[start]

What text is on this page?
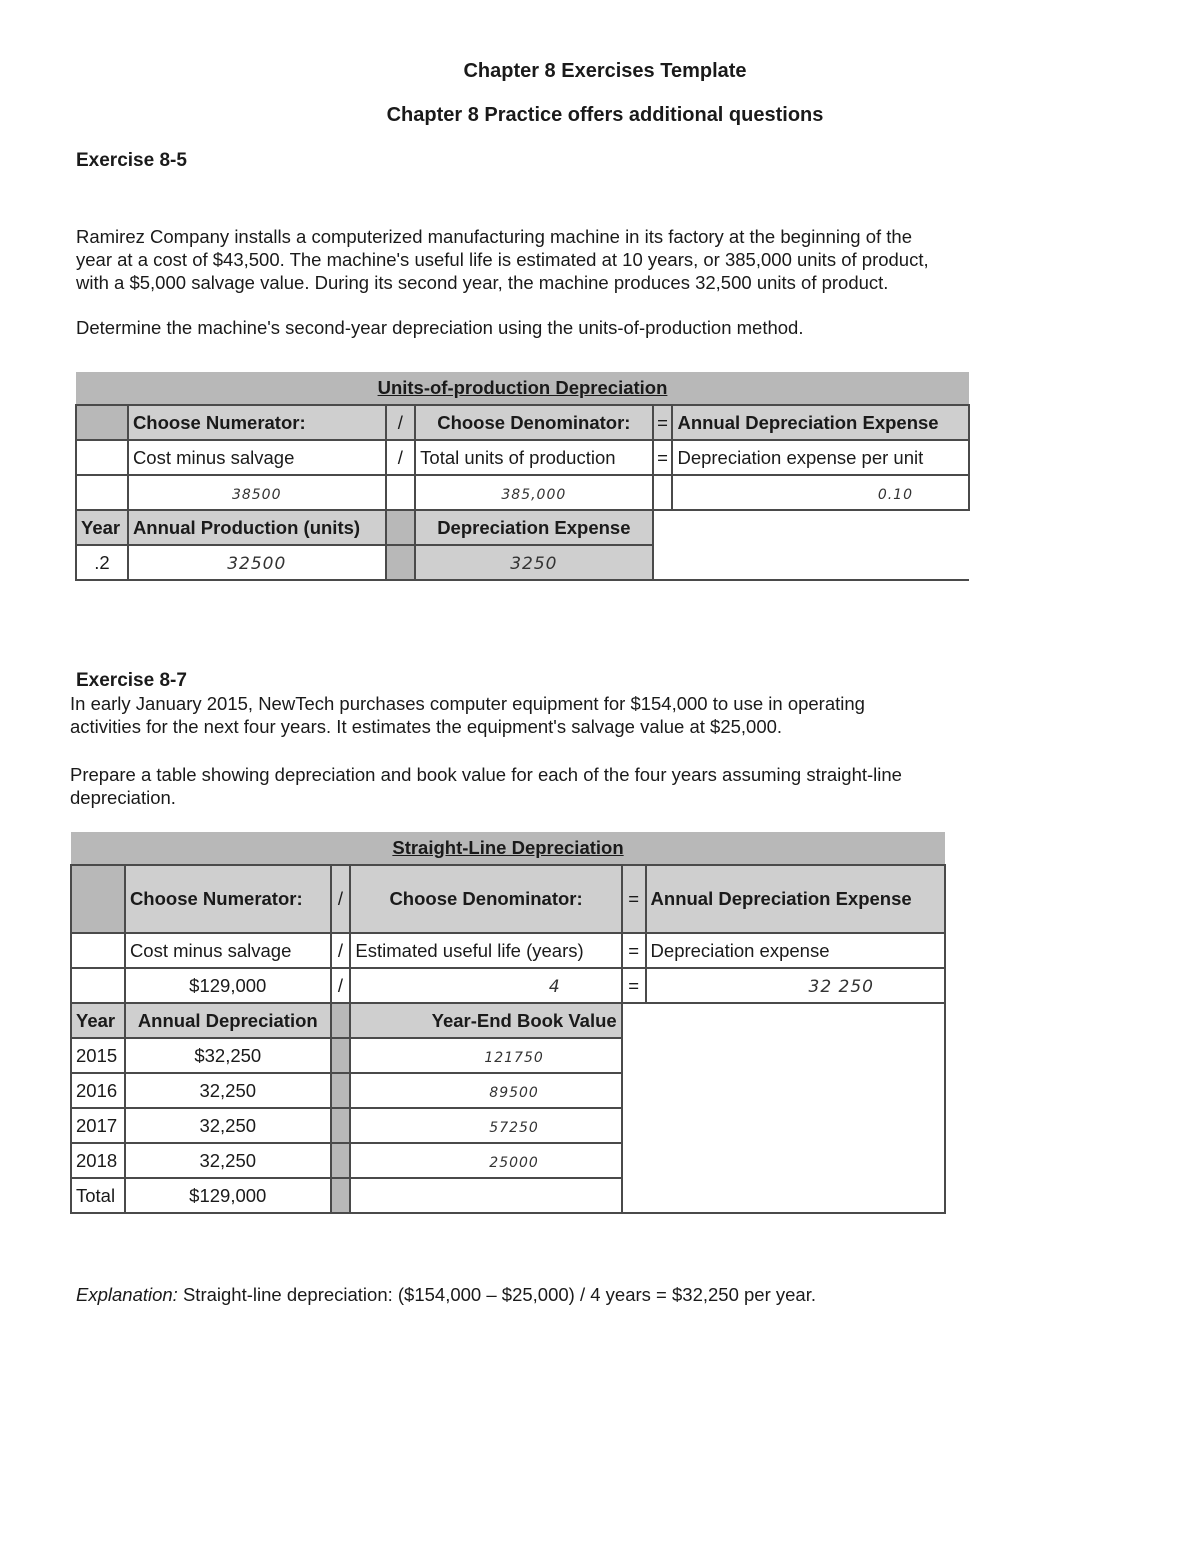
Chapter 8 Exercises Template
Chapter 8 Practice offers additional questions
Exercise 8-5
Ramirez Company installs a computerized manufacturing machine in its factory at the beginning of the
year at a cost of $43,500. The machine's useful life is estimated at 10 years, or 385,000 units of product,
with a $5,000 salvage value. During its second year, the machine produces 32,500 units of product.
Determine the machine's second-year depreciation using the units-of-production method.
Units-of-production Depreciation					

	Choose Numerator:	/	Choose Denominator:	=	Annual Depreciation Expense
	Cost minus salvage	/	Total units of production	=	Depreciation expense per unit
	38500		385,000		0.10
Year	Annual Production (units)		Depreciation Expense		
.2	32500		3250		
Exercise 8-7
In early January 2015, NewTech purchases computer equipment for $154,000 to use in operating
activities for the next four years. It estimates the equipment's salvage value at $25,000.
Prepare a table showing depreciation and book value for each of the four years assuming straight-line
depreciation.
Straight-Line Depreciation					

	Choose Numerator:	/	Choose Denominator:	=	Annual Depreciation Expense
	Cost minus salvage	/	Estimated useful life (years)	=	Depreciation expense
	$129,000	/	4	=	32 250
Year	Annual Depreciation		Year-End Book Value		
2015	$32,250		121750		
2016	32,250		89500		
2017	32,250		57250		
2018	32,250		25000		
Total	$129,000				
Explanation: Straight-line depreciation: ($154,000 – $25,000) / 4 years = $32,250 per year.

[end]
[start]

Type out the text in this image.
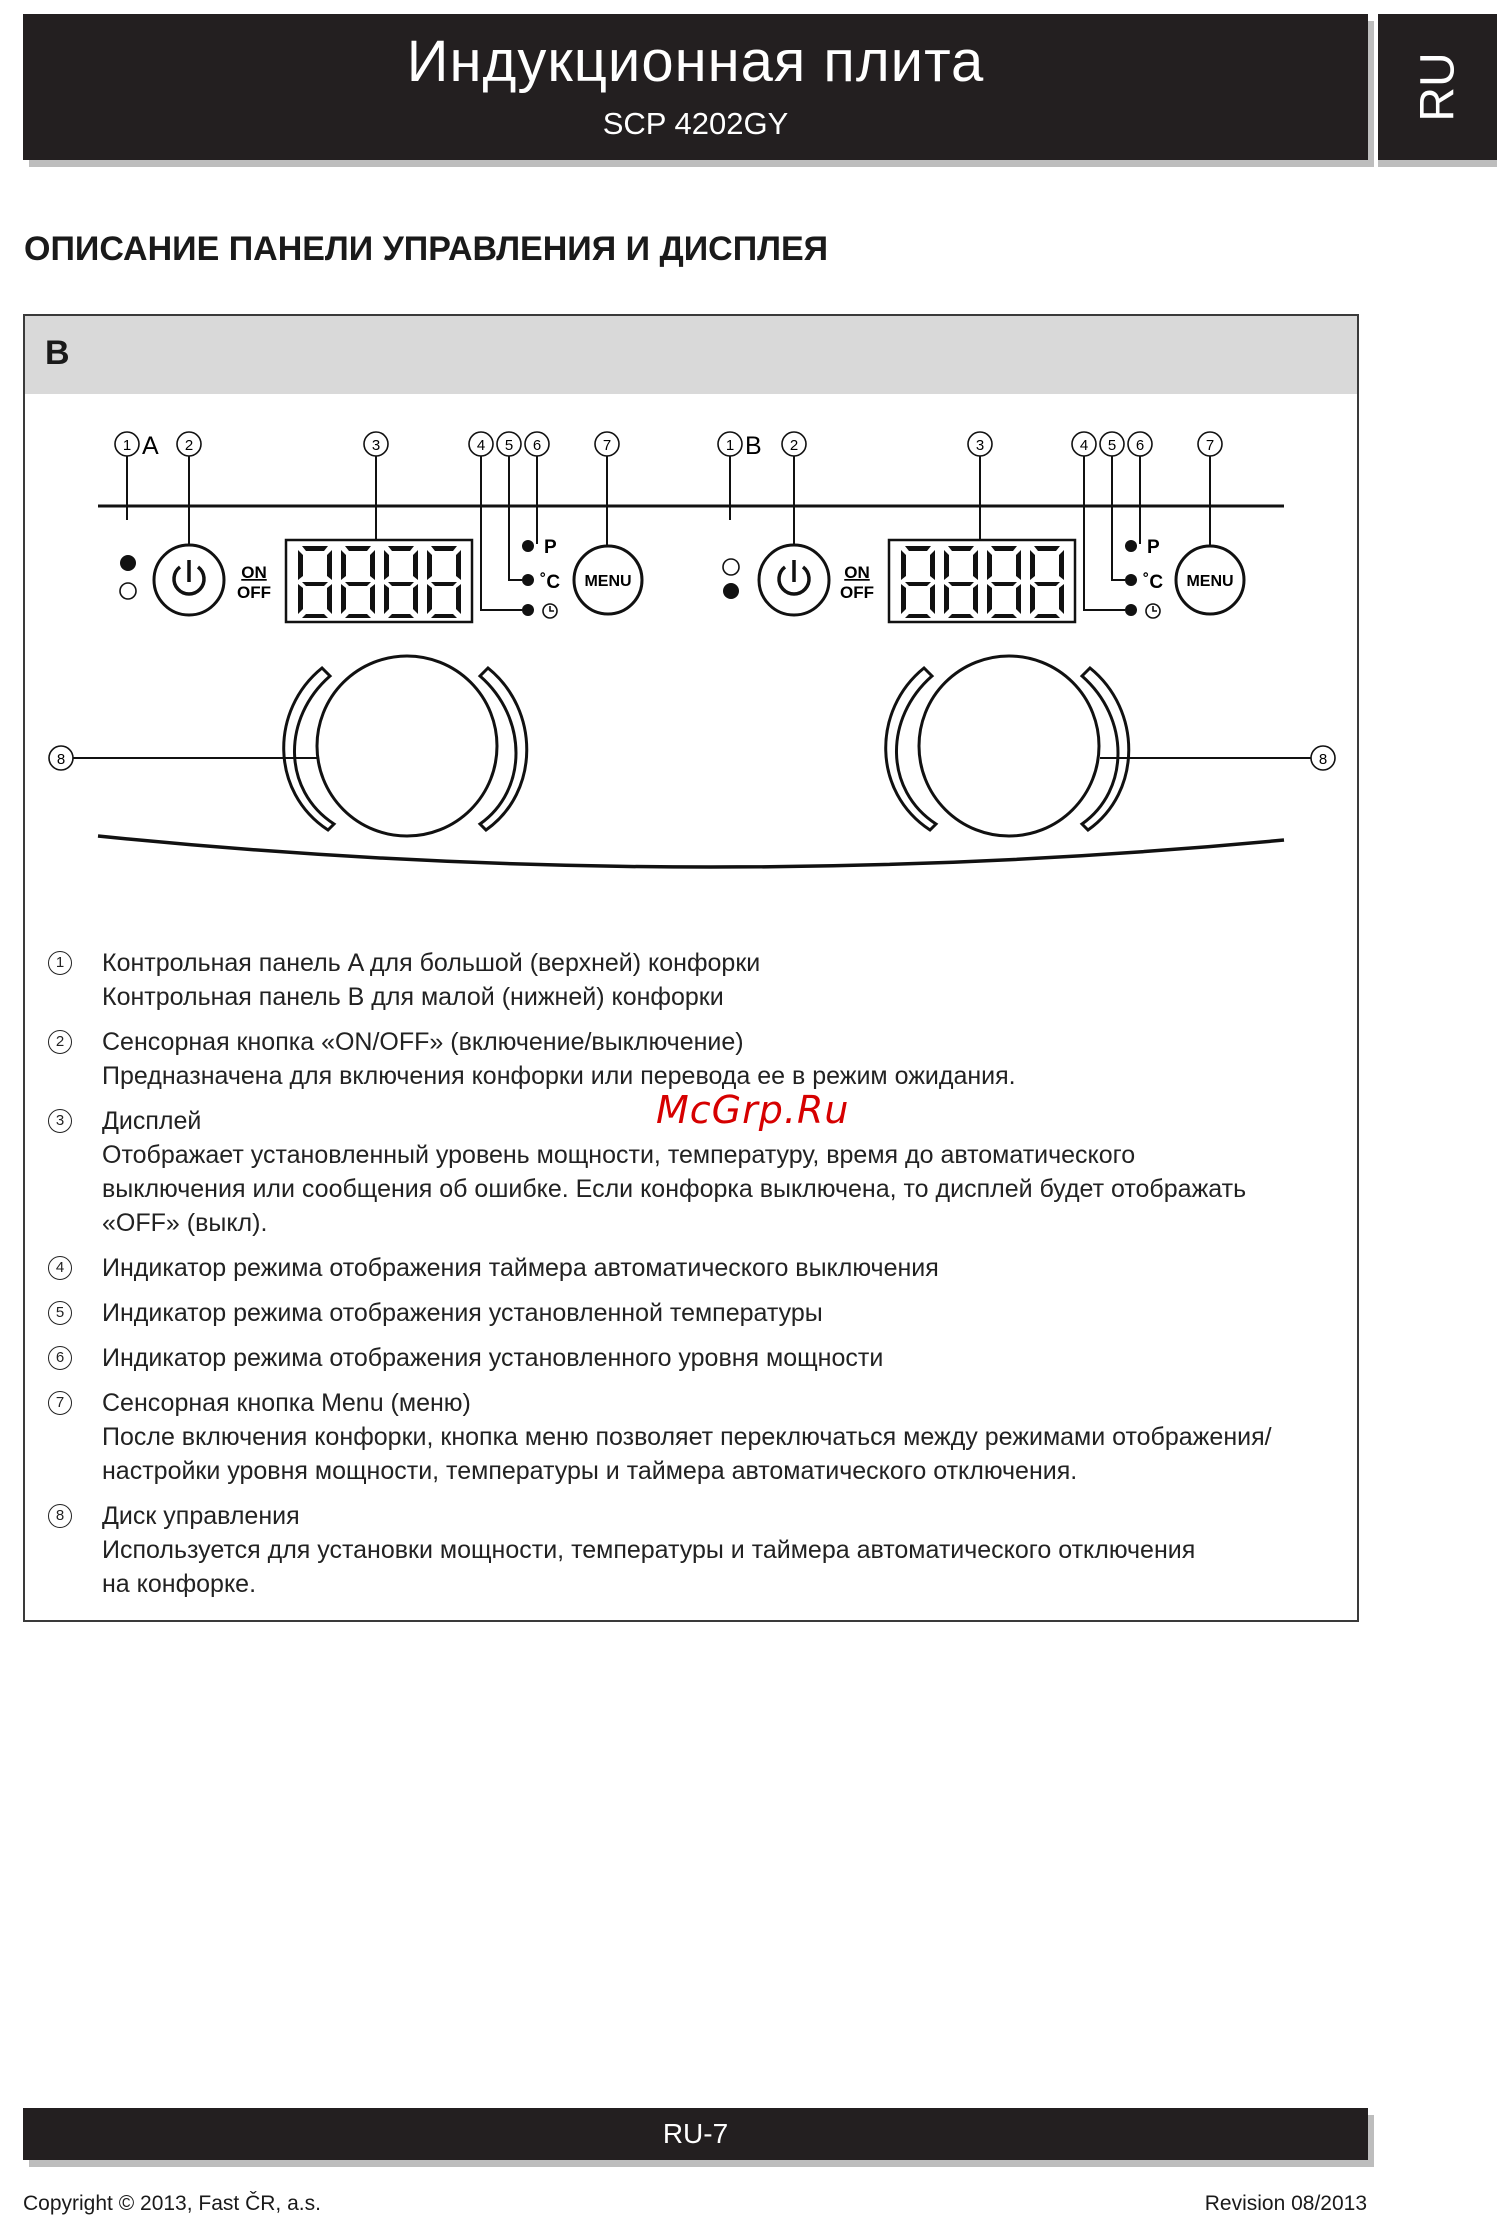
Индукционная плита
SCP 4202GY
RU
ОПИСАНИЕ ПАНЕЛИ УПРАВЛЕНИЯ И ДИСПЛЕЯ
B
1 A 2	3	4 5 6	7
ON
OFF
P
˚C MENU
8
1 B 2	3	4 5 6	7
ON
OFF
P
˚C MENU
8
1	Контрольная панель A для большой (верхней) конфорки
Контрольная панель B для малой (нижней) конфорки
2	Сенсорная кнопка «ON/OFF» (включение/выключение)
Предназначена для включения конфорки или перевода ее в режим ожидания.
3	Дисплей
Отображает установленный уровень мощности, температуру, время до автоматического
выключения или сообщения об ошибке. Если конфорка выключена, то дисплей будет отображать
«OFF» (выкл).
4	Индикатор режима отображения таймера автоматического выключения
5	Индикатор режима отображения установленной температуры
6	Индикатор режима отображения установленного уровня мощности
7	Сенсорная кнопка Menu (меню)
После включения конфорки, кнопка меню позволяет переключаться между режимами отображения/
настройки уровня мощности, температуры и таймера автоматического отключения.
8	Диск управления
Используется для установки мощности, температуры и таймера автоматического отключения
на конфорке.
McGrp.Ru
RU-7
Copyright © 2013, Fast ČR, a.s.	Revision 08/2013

[end]
[start]

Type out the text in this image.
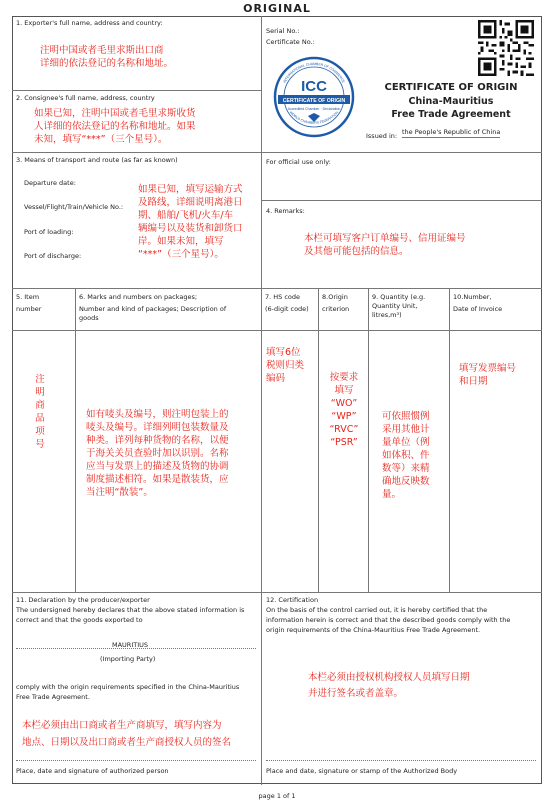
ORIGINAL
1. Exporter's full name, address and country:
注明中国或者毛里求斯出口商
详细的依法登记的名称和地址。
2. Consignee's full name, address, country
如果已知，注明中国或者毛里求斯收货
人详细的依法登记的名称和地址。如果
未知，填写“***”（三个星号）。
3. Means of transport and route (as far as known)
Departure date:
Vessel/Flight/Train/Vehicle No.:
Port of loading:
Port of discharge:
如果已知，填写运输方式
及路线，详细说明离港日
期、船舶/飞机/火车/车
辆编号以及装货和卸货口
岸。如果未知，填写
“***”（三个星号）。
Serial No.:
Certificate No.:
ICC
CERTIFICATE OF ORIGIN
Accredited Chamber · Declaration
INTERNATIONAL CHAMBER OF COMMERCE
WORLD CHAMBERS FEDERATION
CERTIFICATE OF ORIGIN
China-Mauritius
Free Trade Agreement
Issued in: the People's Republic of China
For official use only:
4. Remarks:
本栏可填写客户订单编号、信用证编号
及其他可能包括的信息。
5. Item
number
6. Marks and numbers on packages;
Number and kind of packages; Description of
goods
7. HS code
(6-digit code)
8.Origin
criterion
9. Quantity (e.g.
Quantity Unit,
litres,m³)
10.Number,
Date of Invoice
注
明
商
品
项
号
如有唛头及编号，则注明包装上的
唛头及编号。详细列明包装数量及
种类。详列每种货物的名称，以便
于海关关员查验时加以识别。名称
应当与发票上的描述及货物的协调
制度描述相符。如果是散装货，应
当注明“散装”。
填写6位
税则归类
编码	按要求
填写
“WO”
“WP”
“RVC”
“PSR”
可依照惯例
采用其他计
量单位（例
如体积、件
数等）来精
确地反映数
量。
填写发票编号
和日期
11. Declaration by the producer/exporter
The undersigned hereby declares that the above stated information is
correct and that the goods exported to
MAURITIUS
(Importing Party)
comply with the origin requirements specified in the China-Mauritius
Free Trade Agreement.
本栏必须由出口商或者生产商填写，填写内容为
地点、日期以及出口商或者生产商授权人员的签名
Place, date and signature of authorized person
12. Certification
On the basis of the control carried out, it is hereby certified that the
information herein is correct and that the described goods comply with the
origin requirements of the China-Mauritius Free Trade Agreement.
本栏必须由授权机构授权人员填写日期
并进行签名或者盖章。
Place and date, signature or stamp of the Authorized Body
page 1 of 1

[end]

PROBLEM TO WORK ON
Using the listing above, say how many of its lines contain the string "Контрольная", giving nothing but the figure.

EXERCISE RESPONSE
2